_Requirements_. Write out each line exactly as given. Leave the pictures out of your copy.

_Data_.
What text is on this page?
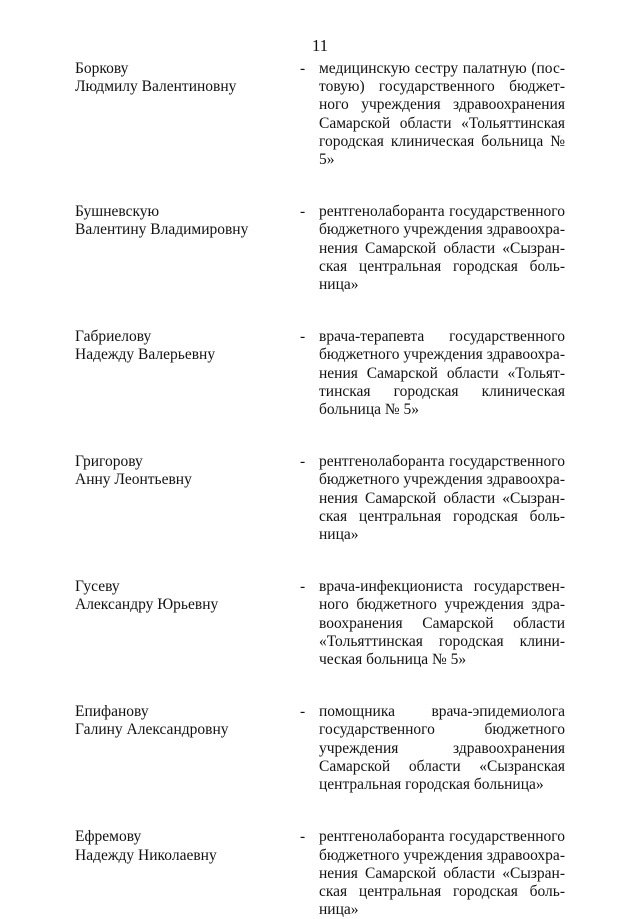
11
Боркову
Людмилу Валентиновну
- медицинскую сестру палатную (постовую) государственного бюджетного учреждения здравоохранения Самарской области «Тольяттинская городская клиническая больница № 5»
Бушневскую
Валентину Владимировну
- рентгенолаборанта государственного бюджетного учреждения здравоохранения Самарской области «Сызранская центральная городская больница»
Габриелову
Надежду Валерьевну
- врача-терапевта государственного бюджетного учреждения здравоохранения Самарской области «Тольяттинская городская клиническая больница № 5»
Григорову
Анну Леонтьевну
- рентгенолаборанта государственного бюджетного учреждения здравоохранения Самарской области «Сызранская центральная городская больница»
Гусеву
Александру Юрьевну
- врача-инфекциониста государственного бюджетного учреждения здравоохранения Самарской области «Тольяттинская городская клиническая больница № 5»
Епифанову
Галину Александровну
- помощника врача-эпидемиолога государственного бюджетного учреждения здравоохранения Самарской области «Сызранская центральная городская больница»
Ефремову
Надежду Николаевну
- рентгенолаборанта государственного бюджетного учреждения здравоохранения Самарской области «Сызранская центральная городская больница»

_Answer to the task_.
What text is on this page?
11
Боркову
Людмилу Валентиновну
- медицинскую сестру палатную (постовую) государственного бюджетного учреждения здравоохранения Самарской области «Тольяттинская городская клиническая больница № 5»
Бушневскую
Валентину Владимировну
- рентгенолаборанта государственного бюджетного учреждения здравоохранения Самарской области «Сызранская центральная городская больница»
Габриелову
Надежду Валерьевну
- врача-терапевта государственного бюджетного учреждения здравоохранения Самарской области «Тольяттинская городская клиническая больница № 5»
Григорову
Анну Леонтьевну
- рентгенолаборанта государственного бюджетного учреждения здравоохранения Самарской области «Сызранская центральная городская больница»
Гусеву
Александру Юрьевну
- врача-инфекциониста государственного бюджетного учреждения здравоохранения Самарской области «Тольяттинская городская клиническая больница № 5»
Епифанову
Галину Александровну
- помощника врача-эпидемиолога государственного бюджетного учреждения здравоохранения Самарской области «Сызранская центральная городская больница»
Ефремову
Надежду Николаевну
- рентгенолаборанта государственного бюджетного учреждения здравоохранения Самарской области «Сызранская центральная городская больница»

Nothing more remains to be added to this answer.